→ Problem to work on:
What is the number of lines in these entries that include "about"? Write that number and no other text.

→ Stored records:

◆ ◆ ◆

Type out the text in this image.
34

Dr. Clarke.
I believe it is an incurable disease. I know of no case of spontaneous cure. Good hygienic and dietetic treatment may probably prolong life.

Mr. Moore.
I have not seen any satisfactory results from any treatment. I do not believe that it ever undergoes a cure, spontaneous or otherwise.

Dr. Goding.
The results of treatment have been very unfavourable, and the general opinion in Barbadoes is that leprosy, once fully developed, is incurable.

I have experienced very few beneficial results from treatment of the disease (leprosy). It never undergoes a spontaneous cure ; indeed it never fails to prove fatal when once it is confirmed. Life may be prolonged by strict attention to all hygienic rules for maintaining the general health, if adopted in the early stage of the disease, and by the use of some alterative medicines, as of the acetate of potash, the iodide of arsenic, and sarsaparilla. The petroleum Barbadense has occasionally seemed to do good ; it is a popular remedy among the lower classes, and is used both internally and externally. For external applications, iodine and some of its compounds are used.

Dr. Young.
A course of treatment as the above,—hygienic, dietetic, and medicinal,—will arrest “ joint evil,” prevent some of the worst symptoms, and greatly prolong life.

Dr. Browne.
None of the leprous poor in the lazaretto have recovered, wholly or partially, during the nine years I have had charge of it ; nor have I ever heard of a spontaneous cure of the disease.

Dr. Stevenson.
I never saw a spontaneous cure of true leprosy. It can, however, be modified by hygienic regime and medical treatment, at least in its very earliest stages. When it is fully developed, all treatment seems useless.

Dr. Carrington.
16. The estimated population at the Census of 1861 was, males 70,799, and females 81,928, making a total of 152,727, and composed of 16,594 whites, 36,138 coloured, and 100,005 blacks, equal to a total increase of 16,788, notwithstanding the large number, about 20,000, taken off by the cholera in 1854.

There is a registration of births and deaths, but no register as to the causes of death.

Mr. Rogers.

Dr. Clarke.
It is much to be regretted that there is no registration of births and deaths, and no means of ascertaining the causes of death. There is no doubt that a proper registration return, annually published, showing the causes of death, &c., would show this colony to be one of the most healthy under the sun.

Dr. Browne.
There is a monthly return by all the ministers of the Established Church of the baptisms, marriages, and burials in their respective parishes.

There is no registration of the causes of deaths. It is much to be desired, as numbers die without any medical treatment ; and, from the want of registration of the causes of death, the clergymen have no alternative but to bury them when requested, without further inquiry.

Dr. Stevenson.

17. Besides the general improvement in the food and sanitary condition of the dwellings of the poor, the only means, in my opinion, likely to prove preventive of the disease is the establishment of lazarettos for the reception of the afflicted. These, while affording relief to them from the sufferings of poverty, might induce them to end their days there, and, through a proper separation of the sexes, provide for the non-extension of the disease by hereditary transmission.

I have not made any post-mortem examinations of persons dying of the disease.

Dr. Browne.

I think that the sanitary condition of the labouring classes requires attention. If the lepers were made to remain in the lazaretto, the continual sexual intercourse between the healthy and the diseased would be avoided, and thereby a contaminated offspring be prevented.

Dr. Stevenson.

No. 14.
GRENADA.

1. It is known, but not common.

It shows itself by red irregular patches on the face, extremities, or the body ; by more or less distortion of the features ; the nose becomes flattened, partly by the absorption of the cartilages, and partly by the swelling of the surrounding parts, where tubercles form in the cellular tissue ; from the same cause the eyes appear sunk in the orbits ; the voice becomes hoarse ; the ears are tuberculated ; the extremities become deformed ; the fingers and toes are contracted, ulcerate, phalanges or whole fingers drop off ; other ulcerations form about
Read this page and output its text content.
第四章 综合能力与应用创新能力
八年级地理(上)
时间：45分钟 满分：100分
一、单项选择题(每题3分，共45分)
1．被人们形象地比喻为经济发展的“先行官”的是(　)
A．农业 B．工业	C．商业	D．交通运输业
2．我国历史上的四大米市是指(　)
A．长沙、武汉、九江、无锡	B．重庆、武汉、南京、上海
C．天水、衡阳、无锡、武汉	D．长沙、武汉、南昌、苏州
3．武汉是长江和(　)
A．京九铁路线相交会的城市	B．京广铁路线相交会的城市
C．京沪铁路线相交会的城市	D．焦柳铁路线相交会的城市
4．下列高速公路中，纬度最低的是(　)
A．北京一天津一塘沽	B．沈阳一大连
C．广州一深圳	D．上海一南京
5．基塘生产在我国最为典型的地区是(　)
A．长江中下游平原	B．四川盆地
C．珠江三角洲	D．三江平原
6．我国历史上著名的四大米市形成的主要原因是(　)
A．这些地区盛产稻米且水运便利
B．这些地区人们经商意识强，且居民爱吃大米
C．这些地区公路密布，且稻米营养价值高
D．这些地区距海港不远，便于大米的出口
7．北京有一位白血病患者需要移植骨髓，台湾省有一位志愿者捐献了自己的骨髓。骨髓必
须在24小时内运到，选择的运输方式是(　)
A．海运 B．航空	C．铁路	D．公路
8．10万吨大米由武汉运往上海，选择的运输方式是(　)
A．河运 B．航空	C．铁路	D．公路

◆ ◆ ◆

→ Exercise solution:
2